Problem to work on: Retype the whole listing verbatim and keep the pictures out of it.

[Data shown start]

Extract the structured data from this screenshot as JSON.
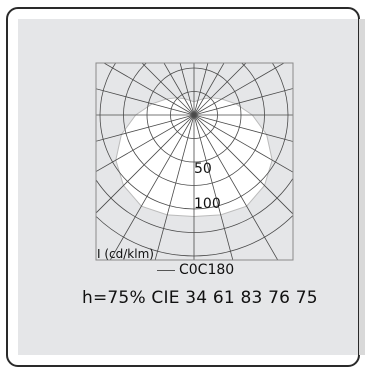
{
  "chart_data": {
    "type": "polar",
    "unit_label": "I (cd/klm)",
    "rings": [
      50,
      100
    ],
    "series": [
      {
        "name": "C0C180",
        "angles_deg": [
          0,
          15,
          30,
          45,
          60,
          75,
          90,
          105,
          120,
          135,
          150,
          165,
          180
        ],
        "values": [
          108,
          110,
          112,
          106,
          96,
          80,
          62,
          46,
          34,
          26,
          20,
          16,
          14
        ]
      }
    ],
    "legend": "bottom",
    "grid": true
  },
  "footer_text": "h=75% CIE 34 61 83 76 75",
  "colors": {
    "panel": "#e5e6e8",
    "curve_fill": "#ffffff",
    "grid": "#4a4a4a"
  }
}
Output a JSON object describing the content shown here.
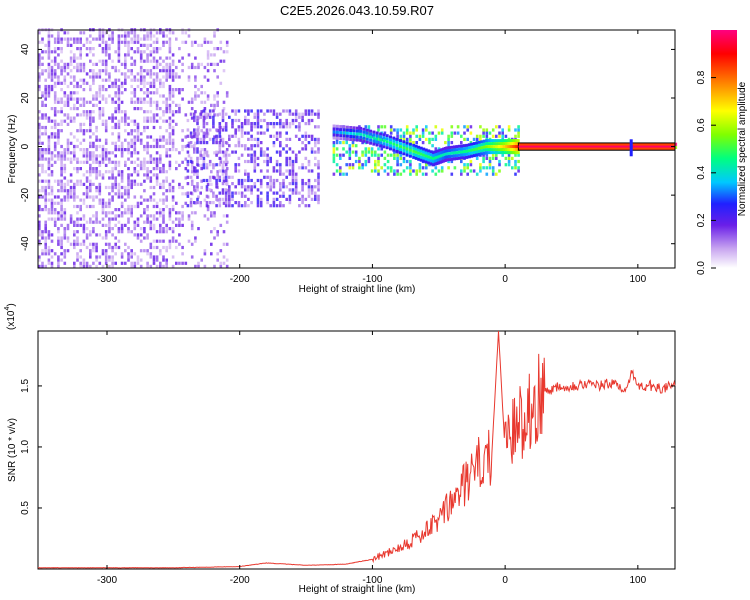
{
  "title": "C2E5.2026.043.10.59.R07",
  "chart_data": [
    {
      "type": "heatmap",
      "name": "spectrogram",
      "xlabel": "Height of straight line (km)",
      "ylabel": "Frequency (Hz)",
      "xlim": [
        -352,
        128
      ],
      "ylim": [
        -50,
        48
      ],
      "xticks": [
        -300,
        -200,
        -100,
        0,
        100
      ],
      "yticks": [
        -40,
        -20,
        0,
        20,
        40
      ],
      "colorbar": {
        "label": "Normalized spectral amplitude",
        "range": [
          0.0,
          1.0
        ],
        "ticks": [
          0.0,
          0.2,
          0.4,
          0.6,
          0.8
        ],
        "colors": [
          "#ffffff",
          "#c9a6f0",
          "#6a1fe8",
          "#2020ff",
          "#00c8ff",
          "#00ff80",
          "#80ff00",
          "#ffff00",
          "#ff8000",
          "#ff0000",
          "#ff0080"
        ]
      },
      "regions": [
        {
          "x": [
            -352,
            -210
          ],
          "f": [
            -50,
            48
          ],
          "amplitude": 0.15,
          "note": "broadband noise"
        },
        {
          "x": [
            -240,
            -140
          ],
          "f": [
            -25,
            15
          ],
          "amplitude": 0.2,
          "note": "noisy cluster"
        },
        {
          "x": [
            -130,
            10
          ],
          "f": [
            -12,
            8
          ],
          "amplitude": 0.5,
          "note": "carrier tone descending"
        },
        {
          "x": [
            10,
            128
          ],
          "f": [
            -1,
            1
          ],
          "amplitude": 0.95,
          "note": "strong carrier"
        }
      ],
      "carrier_track": {
        "x": [
          -130,
          -110,
          -90,
          -70,
          -55,
          -45,
          -30,
          -15,
          0,
          10
        ],
        "freq": [
          6,
          5,
          2,
          -2,
          -5,
          -3,
          -2,
          0,
          0,
          0
        ],
        "amplitude": [
          0.35,
          0.45,
          0.5,
          0.55,
          0.5,
          0.45,
          0.5,
          0.6,
          0.75,
          0.9
        ]
      },
      "annotation": {
        "x": 95,
        "freq": 0,
        "note": "spike at ~95 km"
      }
    },
    {
      "type": "line",
      "name": "snr",
      "xlabel": "Height of straight line (km)",
      "ylabel": "SNR (10 * v/v)",
      "y_multiplier": "(x10",
      "y_multiplier_exp": "4",
      "y_multiplier_close": ")",
      "xlim": [
        -352,
        128
      ],
      "ylim": [
        0.0,
        1.95
      ],
      "xticks": [
        -300,
        -200,
        -100,
        0,
        100
      ],
      "yticks": [
        0.5,
        1.0,
        1.5
      ],
      "ytick_labels": [
        "0.5",
        "1.0",
        "1.5"
      ],
      "series": [
        {
          "name": "SNR",
          "color": "#e8392f",
          "x": [
            -352,
            -300,
            -250,
            -200,
            -180,
            -150,
            -120,
            -100,
            -80,
            -60,
            -50,
            -40,
            -30,
            -20,
            -10,
            -5,
            0,
            10,
            20,
            30,
            40,
            50,
            60,
            70,
            80,
            90,
            95,
            100,
            110,
            120,
            128
          ],
          "y": [
            0.01,
            0.01,
            0.01,
            0.02,
            0.05,
            0.03,
            0.04,
            0.08,
            0.18,
            0.3,
            0.4,
            0.55,
            0.7,
            0.85,
            0.95,
            1.95,
            0.95,
            1.2,
            1.35,
            1.45,
            1.5,
            1.5,
            1.52,
            1.5,
            1.52,
            1.48,
            1.6,
            1.5,
            1.5,
            1.48,
            1.5
          ]
        }
      ]
    }
  ]
}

[Data shown end]

Final result:
Extract the structured data from this screenshot as JSON.
{
  "chart_data": {
    "type": "polar",
    "unit_label": "I (cd/klm)",
    "rings": [
      50,
      100
    ],
    "series": [
      {
        "name": "C0C180",
        "angles_deg": [
          0,
          15,
          30,
          45,
          60,
          75,
          90,
          105,
          120,
          135,
          150,
          165,
          180
        ],
        "values": [
          108,
          110,
          112,
          106,
          96,
          80,
          62,
          46,
          34,
          26,
          20,
          16,
          14
        ]
      }
    ],
    "legend": "bottom",
    "grid": true
  },
  "footer_text": "h=75% CIE 34 61 83 76 75",
  "colors": {
    "panel": "#e5e6e8",
    "curve_fill": "#ffffff",
    "grid": "#4a4a4a"
  }
}
Output a JSON object describing the content shown here.
{
  "title": "C2E5.2026.043.10.59.R07",
  "chart_data": [
    {
      "type": "heatmap",
      "name": "spectrogram",
      "xlabel": "Height of straight line (km)",
      "ylabel": "Frequency (Hz)",
      "xlim": [
        -352,
        128
      ],
      "ylim": [
        -50,
        48
      ],
      "xticks": [
        -300,
        -200,
        -100,
        0,
        100
      ],
      "yticks": [
        -40,
        -20,
        0,
        20,
        40
      ],
      "colorbar": {
        "label": "Normalized spectral amplitude",
        "range": [
          0.0,
          1.0
        ],
        "ticks": [
          0.0,
          0.2,
          0.4,
          0.6,
          0.8
        ],
        "colors": [
          "#ffffff",
          "#c9a6f0",
          "#6a1fe8",
          "#2020ff",
          "#00c8ff",
          "#00ff80",
          "#80ff00",
          "#ffff00",
          "#ff8000",
          "#ff0000",
          "#ff0080"
        ]
      },
      "regions": [
        {
          "x": [
            -352,
            -210
          ],
          "f": [
            -50,
            48
          ],
          "amplitude": 0.15,
          "note": "broadband noise"
        },
        {
          "x": [
            -240,
            -140
          ],
          "f": [
            -25,
            15
          ],
          "amplitude": 0.2,
          "note": "noisy cluster"
        },
        {
          "x": [
            -130,
            10
          ],
          "f": [
            -12,
            8
          ],
          "amplitude": 0.5,
          "note": "carrier tone descending"
        },
        {
          "x": [
            10,
            128
          ],
          "f": [
            -1,
            1
          ],
          "amplitude": 0.95,
          "note": "strong carrier"
        }
      ],
      "carrier_track": {
        "x": [
          -130,
          -110,
          -90,
          -70,
          -55,
          -45,
          -30,
          -15,
          0,
          10
        ],
        "freq": [
          6,
          5,
          2,
          -2,
          -5,
          -3,
          -2,
          0,
          0,
          0
        ],
        "amplitude": [
          0.35,
          0.45,
          0.5,
          0.55,
          0.5,
          0.45,
          0.5,
          0.6,
          0.75,
          0.9
        ]
      },
      "annotation": {
        "x": 95,
        "freq": 0,
        "note": "spike at ~95 km"
      }
    },
    {
      "type": "line",
      "name": "snr",
      "xlabel": "Height of straight line (km)",
      "ylabel": "SNR (10 * v/v)",
      "y_multiplier": "(x10",
      "y_multiplier_exp": "4",
      "y_multiplier_close": ")",
      "xlim": [
        -352,
        128
      ],
      "ylim": [
        0.0,
        1.95
      ],
      "xticks": [
        -300,
        -200,
        -100,
        0,
        100
      ],
      "yticks": [
        0.5,
        1.0,
        1.5
      ],
      "ytick_labels": [
        "0.5",
        "1.0",
        "1.5"
      ],
      "series": [
        {
          "name": "SNR",
          "color": "#e8392f",
          "x": [
            -352,
            -300,
            -250,
            -200,
            -180,
            -150,
            -120,
            -100,
            -80,
            -60,
            -50,
            -40,
            -30,
            -20,
            -10,
            -5,
            0,
            10,
            20,
            30,
            40,
            50,
            60,
            70,
            80,
            90,
            95,
            100,
            110,
            120,
            128
          ],
          "y": [
            0.01,
            0.01,
            0.01,
            0.02,
            0.05,
            0.03,
            0.04,
            0.08,
            0.18,
            0.3,
            0.4,
            0.55,
            0.7,
            0.85,
            0.95,
            1.95,
            0.95,
            1.2,
            1.35,
            1.45,
            1.5,
            1.5,
            1.52,
            1.5,
            1.52,
            1.48,
            1.6,
            1.5,
            1.5,
            1.48,
            1.5
          ]
        }
      ]
    }
  ]
}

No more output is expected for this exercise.